# Stated exercise 1:
In the complaint findings, in what month and year did Mr and Mrs B make their initial complaint?
# Stated exercise 2:
Rewrite the part of the complaint findings starting with "Findings on the" and going on through "than six months.", substituting "Authority" for "Council".

# Supplied passage:
━━━━━━━━━━━━━━━━
Findings on the substance of the complaint
- Turning to the substance of the complaint, I explained above the expectation that when someone complains to the Council about its children’s services they can expect a reply to their complaint in around one month. If they remain dissatisfied and wish to escalate their complaint to stage two of the complaint procedure, then this should last no longer than three months. Allowing some time for a complainant to escalate their complaint between the two stages and for some routine administration on the part of the Council, there is a reasonable expectation the whole process – from making the initial complaint through to receiving a response to the stage two investigation - should take no more than six months.
- However, in this instance, despite making their initial complaint in December 2017, Mr and Mrs B have not seen their complaint progress to the beginning of the second stage of the procedure. If we discount the time this complaint has been under investigation by this office, that means there has been around four years of delay over and above the reasonable expectation I set out above.
- In all cases where we find delay, there is no automatic assumption that fault by the Council is to blame for this. But scrutiny of the facts in this case can lead to no other conclusion. I find the Council has been at fault for the following:
- First, for the long delay in Mr and Mrs B receiving any response to their complaint at stage one of the complaint procedure. I recognise their complaint was lengthy. I also understand that its format may have caused some difficulty for the Council in responding. Because it contained generalised comments as well as specific points which were harder to respond to. So, there may have been good reason why, in this instance, the Council could not respond in 20 working days. But I cannot see why these factors would delay a reply by a further five months. I find no satisfactory explanation for this in the papers I have seen.
- Second, clearly the reply Mr and Mrs B finally received in June 2018 fell short of their expectations and what they were led to believe following a meeting with officers the previous month. While I have seen no note of the May 2018 meeting the Council tacitly accepted that Mr and Mrs B were led to believe they would receive a reply to each itemised point in their statement. Consequently, the Council had to re-write its response, which added a further two months or so of unnecessary delay.
━━━━━━━━━━━━━━━━
# Records:
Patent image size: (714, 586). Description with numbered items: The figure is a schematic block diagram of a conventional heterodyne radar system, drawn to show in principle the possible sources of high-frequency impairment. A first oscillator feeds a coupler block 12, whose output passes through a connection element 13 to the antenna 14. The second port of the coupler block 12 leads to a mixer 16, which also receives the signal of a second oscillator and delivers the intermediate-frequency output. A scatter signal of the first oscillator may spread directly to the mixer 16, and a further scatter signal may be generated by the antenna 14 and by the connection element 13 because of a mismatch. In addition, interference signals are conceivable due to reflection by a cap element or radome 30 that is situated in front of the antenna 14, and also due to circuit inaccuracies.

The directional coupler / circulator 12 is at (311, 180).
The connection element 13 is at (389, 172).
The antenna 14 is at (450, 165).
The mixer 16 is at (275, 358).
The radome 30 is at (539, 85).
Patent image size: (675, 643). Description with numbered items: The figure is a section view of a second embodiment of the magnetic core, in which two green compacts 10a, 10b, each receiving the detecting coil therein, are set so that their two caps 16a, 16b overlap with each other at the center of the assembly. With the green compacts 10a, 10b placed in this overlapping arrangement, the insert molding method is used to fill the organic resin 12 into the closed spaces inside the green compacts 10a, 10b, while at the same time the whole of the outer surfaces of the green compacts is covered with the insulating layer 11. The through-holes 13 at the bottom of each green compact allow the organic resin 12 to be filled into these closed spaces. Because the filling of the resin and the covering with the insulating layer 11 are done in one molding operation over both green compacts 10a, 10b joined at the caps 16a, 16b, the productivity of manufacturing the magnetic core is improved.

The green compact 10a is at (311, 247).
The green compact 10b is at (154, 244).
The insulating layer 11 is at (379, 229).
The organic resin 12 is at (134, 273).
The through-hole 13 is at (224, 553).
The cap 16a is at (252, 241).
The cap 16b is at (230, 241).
━━━━━━━━━━━━━━━━
# Exercise response 1:
December 2017

# Exercise response 2:
Findings on the substance of the complaint
- Turning to the substance of the complaint, I explained above the expectation that when someone complains to the Authority about its children’s services they can expect a reply to their complaint in around one month. If they remain dissatisfied and wish to escalate their complaint to stage two of the complaint procedure, then this should last no longer than three months. Allowing some time for a complainant to escalate their complaint between the two stages and for some routine administration on the part of the Authority, there is a reasonable expectation the whole process – from making the initial complaint through to receiving a response to the stage two investigation - should take no more than six months.